(Records from a data source)

++++++++++++++++++++

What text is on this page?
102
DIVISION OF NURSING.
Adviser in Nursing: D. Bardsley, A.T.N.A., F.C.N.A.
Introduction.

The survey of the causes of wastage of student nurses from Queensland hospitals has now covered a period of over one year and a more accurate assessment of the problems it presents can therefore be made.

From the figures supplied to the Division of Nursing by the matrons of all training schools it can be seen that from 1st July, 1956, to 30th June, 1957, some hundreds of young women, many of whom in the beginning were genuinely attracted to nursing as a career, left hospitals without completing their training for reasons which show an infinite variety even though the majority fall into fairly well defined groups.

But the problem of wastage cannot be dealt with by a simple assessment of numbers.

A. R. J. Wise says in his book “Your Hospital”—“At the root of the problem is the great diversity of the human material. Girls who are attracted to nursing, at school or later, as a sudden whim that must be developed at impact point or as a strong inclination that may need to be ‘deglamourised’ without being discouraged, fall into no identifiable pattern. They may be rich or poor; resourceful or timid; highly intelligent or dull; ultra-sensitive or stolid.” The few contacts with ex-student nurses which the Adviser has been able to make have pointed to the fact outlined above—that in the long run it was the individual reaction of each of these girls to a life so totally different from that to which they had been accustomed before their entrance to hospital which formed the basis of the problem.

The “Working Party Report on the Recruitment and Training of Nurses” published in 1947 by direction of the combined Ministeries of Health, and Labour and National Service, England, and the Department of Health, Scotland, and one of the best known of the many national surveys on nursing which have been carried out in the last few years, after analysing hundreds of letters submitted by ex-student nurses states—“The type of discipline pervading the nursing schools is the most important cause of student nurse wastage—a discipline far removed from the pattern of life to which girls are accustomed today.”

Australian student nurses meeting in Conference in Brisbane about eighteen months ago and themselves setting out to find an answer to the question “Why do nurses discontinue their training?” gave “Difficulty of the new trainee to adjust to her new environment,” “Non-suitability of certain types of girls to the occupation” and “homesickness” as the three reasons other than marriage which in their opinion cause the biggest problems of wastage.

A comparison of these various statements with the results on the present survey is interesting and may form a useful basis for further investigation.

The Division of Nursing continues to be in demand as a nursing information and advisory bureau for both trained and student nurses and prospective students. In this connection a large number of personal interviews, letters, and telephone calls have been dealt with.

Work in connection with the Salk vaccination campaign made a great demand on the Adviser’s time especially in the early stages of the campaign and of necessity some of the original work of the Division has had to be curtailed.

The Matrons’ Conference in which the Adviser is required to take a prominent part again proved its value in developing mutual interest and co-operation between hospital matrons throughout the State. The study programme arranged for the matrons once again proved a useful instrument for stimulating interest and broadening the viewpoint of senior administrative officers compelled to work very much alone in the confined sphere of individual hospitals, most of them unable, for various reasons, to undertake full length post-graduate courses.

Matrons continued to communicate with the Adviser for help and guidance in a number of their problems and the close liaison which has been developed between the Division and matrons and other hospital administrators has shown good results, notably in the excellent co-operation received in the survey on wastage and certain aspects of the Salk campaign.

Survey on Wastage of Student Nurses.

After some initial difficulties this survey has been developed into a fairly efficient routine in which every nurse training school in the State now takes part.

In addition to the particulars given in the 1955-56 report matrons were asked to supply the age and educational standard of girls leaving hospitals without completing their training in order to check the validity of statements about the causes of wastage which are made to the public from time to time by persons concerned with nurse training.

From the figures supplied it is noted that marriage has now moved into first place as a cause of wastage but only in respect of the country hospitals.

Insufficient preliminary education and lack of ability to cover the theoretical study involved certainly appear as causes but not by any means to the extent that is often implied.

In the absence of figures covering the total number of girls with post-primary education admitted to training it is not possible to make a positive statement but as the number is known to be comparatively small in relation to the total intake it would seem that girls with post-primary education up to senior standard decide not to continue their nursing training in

++++++++++++++++++++

• _WHAT YOU ARE ASKED TO DO_
Give the listing above again, word for word.

• _WRITTEN SOLUTION_
What text is on this page?
102
DIVISION OF NURSING.
Adviser in Nursing: D. Bardsley, A.T.N.A., F.C.N.A.
Introduction.

The survey of the causes of wastage of student nurses from Queensland hospitals has now covered a period of over one year and a more accurate assessment of the problems it presents can therefore be made.

From the figures supplied to the Division of Nursing by the matrons of all training schools it can be seen that from 1st July, 1956, to 30th June, 1957, some hundreds of young women, many of whom in the beginning were genuinely attracted to nursing as a career, left hospitals without completing their training for reasons which show an infinite variety even though the majority fall into fairly well defined groups.

But the problem of wastage cannot be dealt with by a simple assessment of numbers.

A. R. J. Wise says in his book “Your Hospital”—“At the root of the problem is the great diversity of the human material. Girls who are attracted to nursing, at school or later, as a sudden whim that must be developed at impact point or as a strong inclination that may need to be ‘deglamourised’ without being discouraged, fall into no identifiable pattern. They may be rich or poor; resourceful or timid; highly intelligent or dull; ultra-sensitive or stolid.” The few contacts with ex-student nurses which the Adviser has been able to make have pointed to the fact outlined above—that in the long run it was the individual reaction of each of these girls to a life so totally different from that to which they had been accustomed before their entrance to hospital which formed the basis of the problem.

The “Working Party Report on the Recruitment and Training of Nurses” published in 1947 by direction of the combined Ministeries of Health, and Labour and National Service, England, and the Department of Health, Scotland, and one of the best known of the many national surveys on nursing which have been carried out in the last few years, after analysing hundreds of letters submitted by ex-student nurses states—“The type of discipline pervading the nursing schools is the most important cause of student nurse wastage—a discipline far removed from the pattern of life to which girls are accustomed today.”

Australian student nurses meeting in Conference in Brisbane about eighteen months ago and themselves setting out to find an answer to the question “Why do nurses discontinue their training?” gave “Difficulty of the new trainee to adjust to her new environment,” “Non-suitability of certain types of girls to the occupation” and “homesickness” as the three reasons other than marriage which in their opinion cause the biggest problems of wastage.

A comparison of these various statements with the results on the present survey is interesting and may form a useful basis for further investigation.

The Division of Nursing continues to be in demand as a nursing information and advisory bureau for both trained and student nurses and prospective students. In this connection a large number of personal interviews, letters, and telephone calls have been dealt with.

Work in connection with the Salk vaccination campaign made a great demand on the Adviser’s time especially in the early stages of the campaign and of necessity some of the original work of the Division has had to be curtailed.

The Matrons’ Conference in which the Adviser is required to take a prominent part again proved its value in developing mutual interest and co-operation between hospital matrons throughout the State. The study programme arranged for the matrons once again proved a useful instrument for stimulating interest and broadening the viewpoint of senior administrative officers compelled to work very much alone in the confined sphere of individual hospitals, most of them unable, for various reasons, to undertake full length post-graduate courses.

Matrons continued to communicate with the Adviser for help and guidance in a number of their problems and the close liaison which has been developed between the Division and matrons and other hospital administrators has shown good results, notably in the excellent co-operation received in the survey on wastage and certain aspects of the Salk campaign.

Survey on Wastage of Student Nurses.

After some initial difficulties this survey has been developed into a fairly efficient routine in which every nurse training school in the State now takes part.

In addition to the particulars given in the 1955-56 report matrons were asked to supply the age and educational standard of girls leaving hospitals without completing their training in order to check the validity of statements about the causes of wastage which are made to the public from time to time by persons concerned with nurse training.

From the figures supplied it is noted that marriage has now moved into first place as a cause of wastage but only in respect of the country hospitals.

Insufficient preliminary education and lack of ability to cover the theoretical study involved certainly appear as causes but not by any means to the extent that is often implied.

In the absence of figures covering the total number of girls with post-primary education admitted to training it is not possible to make a positive statement but as the number is known to be comparatively small in relation to the total intake it would seem that girls with post-primary education up to senior standard decide not to continue their nursing training in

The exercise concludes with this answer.